[START DATASET RECORDS]
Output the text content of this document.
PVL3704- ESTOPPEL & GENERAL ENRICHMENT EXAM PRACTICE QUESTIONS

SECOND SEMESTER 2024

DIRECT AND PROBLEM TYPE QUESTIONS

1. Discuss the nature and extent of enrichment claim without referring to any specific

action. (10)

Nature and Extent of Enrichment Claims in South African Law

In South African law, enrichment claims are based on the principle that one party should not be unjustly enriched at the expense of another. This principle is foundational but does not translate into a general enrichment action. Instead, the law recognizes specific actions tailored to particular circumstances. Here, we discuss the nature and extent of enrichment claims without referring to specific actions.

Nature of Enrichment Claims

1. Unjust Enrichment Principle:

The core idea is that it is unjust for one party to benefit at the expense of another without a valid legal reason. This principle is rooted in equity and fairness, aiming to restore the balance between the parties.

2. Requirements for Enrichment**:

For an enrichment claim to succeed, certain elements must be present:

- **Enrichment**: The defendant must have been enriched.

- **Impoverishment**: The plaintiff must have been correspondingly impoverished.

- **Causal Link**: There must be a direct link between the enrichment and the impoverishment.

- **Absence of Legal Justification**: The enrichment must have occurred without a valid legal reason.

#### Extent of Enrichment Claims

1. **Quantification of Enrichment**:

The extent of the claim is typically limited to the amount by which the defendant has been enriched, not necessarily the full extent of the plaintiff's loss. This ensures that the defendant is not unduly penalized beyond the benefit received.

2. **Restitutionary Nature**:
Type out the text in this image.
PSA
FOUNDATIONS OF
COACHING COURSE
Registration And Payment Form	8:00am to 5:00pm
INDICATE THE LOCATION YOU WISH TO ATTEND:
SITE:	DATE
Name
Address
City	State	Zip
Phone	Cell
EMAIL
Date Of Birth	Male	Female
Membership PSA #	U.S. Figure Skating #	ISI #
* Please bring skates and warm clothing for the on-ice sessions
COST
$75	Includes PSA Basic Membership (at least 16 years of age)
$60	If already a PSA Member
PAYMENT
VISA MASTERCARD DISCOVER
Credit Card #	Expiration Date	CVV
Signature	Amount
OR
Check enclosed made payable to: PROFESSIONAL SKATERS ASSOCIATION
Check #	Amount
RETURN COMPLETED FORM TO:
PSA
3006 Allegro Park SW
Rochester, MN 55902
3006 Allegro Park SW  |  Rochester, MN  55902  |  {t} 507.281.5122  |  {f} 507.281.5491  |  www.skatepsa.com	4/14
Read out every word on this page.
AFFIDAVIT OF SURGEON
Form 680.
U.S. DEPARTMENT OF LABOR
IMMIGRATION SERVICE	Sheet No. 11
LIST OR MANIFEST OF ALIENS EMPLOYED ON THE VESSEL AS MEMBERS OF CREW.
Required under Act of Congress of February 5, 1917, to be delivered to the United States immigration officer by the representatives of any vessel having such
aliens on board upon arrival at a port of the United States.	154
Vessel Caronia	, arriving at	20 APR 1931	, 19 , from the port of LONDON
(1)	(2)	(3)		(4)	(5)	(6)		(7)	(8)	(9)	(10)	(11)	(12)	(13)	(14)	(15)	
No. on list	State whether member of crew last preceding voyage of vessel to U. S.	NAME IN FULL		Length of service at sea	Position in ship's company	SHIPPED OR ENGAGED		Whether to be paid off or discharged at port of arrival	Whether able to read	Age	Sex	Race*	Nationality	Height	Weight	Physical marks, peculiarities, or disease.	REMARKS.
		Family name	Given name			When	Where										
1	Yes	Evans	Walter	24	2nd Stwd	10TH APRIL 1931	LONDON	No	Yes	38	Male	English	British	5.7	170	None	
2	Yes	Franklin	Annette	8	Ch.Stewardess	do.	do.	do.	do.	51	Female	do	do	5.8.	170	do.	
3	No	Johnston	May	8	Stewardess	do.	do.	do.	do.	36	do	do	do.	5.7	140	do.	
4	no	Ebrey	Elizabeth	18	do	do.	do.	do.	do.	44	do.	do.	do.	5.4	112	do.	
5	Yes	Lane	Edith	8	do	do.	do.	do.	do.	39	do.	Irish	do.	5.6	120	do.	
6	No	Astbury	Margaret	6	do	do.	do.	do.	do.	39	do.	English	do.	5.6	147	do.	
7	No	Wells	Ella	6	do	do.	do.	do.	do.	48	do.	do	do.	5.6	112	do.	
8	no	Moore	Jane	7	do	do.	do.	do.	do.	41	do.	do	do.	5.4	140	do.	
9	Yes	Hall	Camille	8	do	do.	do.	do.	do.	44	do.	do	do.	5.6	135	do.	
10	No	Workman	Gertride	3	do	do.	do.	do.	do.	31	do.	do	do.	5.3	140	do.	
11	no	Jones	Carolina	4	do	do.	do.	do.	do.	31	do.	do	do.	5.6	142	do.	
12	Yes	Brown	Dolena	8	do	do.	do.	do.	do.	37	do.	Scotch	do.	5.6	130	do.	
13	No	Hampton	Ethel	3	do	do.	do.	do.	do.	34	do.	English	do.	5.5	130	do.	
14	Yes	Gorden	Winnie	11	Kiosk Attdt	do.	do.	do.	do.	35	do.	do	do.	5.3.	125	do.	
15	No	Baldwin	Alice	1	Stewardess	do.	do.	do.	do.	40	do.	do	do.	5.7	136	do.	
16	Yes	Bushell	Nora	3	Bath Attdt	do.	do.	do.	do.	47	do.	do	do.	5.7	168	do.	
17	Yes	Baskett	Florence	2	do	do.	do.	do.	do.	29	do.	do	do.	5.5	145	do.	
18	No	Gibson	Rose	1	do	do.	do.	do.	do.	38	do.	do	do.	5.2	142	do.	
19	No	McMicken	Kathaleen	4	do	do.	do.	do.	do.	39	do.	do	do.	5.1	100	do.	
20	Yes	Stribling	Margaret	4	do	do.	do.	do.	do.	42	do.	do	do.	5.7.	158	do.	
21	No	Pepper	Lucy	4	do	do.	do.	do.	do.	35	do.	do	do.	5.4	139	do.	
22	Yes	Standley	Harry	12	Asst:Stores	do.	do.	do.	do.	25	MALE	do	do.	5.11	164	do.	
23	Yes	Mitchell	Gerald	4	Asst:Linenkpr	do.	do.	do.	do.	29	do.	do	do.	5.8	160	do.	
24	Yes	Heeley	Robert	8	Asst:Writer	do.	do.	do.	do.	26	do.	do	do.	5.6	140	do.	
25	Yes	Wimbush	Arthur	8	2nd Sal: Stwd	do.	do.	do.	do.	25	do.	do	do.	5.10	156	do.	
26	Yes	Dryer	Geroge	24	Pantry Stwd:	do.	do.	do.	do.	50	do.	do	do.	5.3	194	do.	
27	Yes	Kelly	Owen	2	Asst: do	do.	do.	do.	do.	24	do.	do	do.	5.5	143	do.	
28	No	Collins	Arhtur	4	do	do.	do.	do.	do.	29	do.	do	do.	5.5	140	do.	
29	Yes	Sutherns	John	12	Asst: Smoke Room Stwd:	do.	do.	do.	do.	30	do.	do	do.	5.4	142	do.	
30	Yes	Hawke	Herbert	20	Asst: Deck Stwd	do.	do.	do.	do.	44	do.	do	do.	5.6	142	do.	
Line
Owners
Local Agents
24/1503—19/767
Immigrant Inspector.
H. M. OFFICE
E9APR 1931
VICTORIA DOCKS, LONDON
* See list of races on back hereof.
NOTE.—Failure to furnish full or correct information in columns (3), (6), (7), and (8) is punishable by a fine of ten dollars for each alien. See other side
[END DATASET RECORDS]
**DO THIS**
Pull out every line of the entries that includes the word "English".

**OUTPUT**
1	Yes	Evans	Walter	24	2nd Stwd	10TH APRIL 1931	LONDON	No	Yes	38	Male	English	British	5.7	170	None	
6	No	Astbury	Margaret	6	do	do.	do.	do.	do.	39	do.	English	do.	5.6	147	do.	
13	No	Hampton	Ethel	3	do	do.	do.	do.	do.	34	do.	English	do.	5.5	130	do.	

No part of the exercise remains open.